Problem to work on: Search the material for "Berlin" and show all lines that contain it.

# # # # #

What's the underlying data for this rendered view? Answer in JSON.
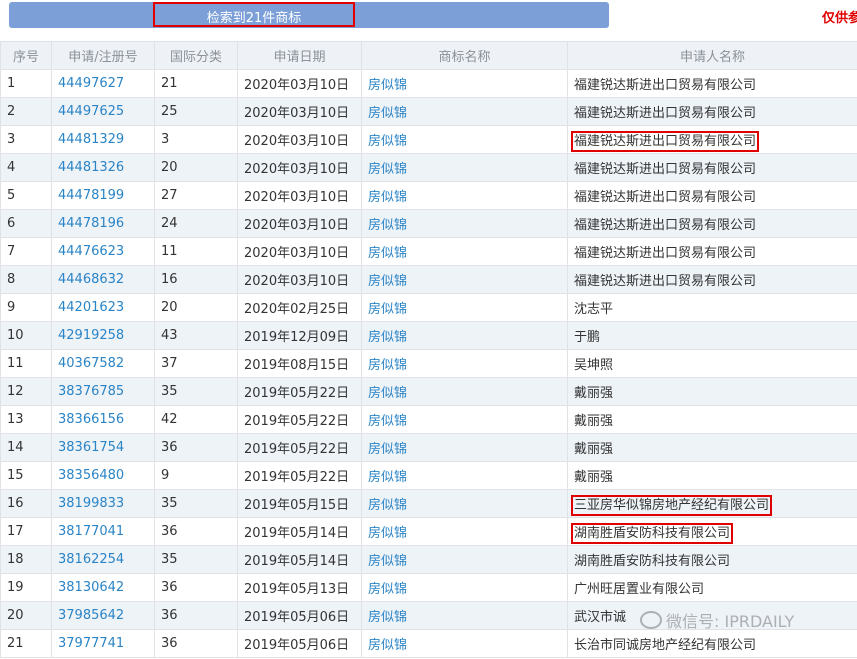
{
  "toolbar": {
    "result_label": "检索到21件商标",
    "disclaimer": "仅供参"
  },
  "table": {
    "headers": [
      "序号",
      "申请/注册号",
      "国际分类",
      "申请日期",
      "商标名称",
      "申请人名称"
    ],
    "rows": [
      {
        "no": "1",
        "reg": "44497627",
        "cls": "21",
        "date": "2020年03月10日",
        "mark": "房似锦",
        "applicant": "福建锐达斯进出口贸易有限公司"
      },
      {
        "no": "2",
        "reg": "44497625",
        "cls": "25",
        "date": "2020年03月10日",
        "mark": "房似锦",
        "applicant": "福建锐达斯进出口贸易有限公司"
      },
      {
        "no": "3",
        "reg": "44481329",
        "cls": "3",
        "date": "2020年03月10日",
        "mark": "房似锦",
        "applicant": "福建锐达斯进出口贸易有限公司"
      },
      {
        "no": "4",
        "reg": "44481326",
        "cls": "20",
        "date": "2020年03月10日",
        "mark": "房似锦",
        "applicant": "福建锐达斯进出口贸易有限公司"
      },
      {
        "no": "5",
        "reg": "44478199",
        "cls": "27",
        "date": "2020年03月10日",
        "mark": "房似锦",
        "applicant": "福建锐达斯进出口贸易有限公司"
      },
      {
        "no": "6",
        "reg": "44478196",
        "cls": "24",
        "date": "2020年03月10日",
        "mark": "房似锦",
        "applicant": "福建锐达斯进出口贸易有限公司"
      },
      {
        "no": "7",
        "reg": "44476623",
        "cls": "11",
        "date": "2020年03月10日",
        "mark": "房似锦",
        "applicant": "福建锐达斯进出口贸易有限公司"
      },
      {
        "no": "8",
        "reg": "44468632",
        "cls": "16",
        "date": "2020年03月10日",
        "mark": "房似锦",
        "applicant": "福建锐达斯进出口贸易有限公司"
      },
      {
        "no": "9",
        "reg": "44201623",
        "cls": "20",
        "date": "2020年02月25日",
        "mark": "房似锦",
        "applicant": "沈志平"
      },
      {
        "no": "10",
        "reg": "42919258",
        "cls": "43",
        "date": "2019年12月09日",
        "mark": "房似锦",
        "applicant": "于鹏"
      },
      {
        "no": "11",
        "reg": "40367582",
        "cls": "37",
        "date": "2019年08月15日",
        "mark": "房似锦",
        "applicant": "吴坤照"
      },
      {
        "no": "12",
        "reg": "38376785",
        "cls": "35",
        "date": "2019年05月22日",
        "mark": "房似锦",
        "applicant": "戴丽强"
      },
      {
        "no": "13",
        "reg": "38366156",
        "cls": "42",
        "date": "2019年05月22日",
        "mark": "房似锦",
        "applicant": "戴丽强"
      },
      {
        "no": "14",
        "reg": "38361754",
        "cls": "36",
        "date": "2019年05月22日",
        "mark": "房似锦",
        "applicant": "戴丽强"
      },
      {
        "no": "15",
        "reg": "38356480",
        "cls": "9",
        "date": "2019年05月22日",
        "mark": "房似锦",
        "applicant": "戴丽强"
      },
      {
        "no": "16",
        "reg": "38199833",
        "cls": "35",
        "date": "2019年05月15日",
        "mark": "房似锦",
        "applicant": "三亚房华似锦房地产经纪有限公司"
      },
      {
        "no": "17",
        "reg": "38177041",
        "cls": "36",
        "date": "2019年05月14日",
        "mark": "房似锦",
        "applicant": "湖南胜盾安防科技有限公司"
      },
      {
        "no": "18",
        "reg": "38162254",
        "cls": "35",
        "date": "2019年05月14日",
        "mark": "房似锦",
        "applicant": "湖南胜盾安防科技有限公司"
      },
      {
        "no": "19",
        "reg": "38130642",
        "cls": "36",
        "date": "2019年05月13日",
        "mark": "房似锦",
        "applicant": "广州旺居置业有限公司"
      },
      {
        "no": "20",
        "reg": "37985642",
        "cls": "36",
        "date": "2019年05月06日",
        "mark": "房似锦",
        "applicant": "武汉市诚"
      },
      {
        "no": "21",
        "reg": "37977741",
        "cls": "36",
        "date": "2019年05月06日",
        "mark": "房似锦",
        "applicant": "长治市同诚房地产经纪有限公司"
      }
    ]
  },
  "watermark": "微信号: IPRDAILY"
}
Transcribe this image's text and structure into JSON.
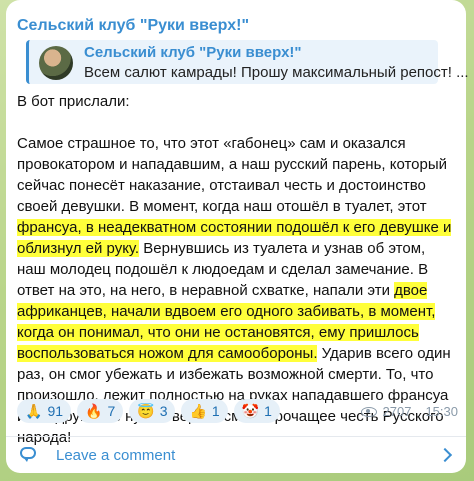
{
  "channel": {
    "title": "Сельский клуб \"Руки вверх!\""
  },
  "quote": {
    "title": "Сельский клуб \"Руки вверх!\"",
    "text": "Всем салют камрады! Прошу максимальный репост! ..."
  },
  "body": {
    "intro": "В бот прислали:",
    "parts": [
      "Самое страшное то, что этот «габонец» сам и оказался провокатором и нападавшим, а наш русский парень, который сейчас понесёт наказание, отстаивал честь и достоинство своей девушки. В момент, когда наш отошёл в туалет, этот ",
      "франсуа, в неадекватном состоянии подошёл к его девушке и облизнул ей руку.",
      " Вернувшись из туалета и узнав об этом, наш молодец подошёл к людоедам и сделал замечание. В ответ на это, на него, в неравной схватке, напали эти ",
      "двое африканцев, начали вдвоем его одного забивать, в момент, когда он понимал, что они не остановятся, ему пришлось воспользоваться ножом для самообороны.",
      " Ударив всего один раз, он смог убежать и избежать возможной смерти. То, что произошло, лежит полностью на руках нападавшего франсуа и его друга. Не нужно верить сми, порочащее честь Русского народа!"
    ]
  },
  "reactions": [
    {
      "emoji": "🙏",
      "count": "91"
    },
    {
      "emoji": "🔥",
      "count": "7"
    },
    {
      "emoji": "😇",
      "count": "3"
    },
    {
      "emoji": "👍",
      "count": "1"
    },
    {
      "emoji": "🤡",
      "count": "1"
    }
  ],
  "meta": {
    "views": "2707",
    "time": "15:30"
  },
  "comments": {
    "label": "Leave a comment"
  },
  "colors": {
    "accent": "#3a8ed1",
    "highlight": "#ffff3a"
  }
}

# # # # #

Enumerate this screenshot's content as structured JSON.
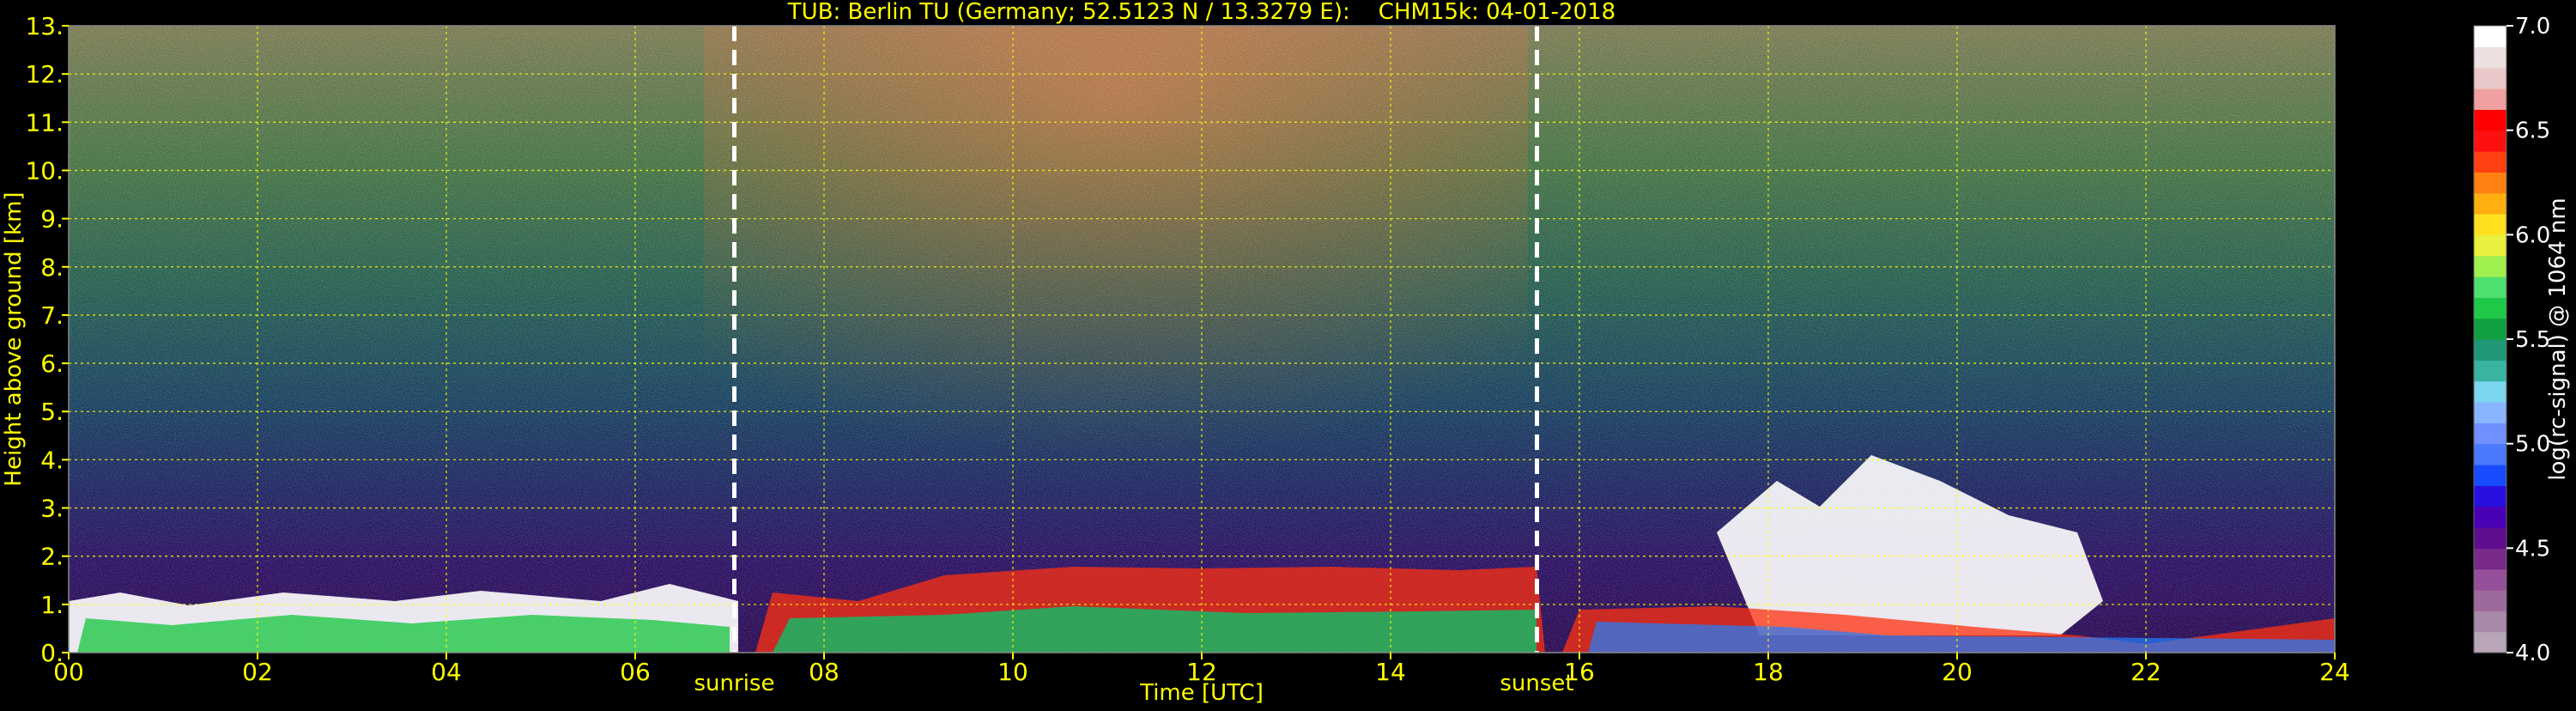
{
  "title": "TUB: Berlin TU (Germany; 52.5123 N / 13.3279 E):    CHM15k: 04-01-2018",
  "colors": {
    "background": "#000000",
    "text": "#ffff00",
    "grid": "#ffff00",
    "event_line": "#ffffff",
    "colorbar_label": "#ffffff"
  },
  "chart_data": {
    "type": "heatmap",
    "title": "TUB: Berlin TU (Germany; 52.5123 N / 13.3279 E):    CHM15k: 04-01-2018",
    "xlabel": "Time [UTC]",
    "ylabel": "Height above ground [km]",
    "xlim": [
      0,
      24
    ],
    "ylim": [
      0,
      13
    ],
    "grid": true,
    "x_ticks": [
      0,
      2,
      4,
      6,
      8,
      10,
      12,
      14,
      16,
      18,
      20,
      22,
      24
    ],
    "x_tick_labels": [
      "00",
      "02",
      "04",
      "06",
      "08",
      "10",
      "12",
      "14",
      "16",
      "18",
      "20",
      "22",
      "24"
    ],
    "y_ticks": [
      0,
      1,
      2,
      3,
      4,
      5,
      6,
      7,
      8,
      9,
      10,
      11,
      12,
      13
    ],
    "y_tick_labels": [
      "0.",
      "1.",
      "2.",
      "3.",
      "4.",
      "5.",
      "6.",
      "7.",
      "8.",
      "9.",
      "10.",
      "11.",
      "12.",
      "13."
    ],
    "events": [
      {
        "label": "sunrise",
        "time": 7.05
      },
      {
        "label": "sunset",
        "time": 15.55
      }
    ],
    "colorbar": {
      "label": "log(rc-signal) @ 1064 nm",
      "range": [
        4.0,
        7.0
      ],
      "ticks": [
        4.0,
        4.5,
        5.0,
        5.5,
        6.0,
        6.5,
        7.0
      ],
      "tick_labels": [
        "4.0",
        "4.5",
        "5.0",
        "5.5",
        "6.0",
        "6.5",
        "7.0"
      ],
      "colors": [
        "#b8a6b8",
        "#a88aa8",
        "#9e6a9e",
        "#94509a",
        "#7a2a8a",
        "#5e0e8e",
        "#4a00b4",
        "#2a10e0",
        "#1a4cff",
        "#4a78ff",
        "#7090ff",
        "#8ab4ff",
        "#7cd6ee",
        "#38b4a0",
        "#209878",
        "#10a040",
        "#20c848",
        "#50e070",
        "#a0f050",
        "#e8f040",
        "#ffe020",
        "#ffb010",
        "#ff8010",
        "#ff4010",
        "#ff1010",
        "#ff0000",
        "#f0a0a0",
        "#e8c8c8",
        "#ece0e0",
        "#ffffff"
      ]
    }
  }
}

# # # # #

Response to the exercise:
  "title": "TUB: Berlin TU (Germany; 52.5123 N / 13.3279 E):    CHM15k: 04-01-2018",
    "title": "TUB: Berlin TU (Germany; 52.5123 N / 13.3279 E):    CHM15k: 04-01-2018",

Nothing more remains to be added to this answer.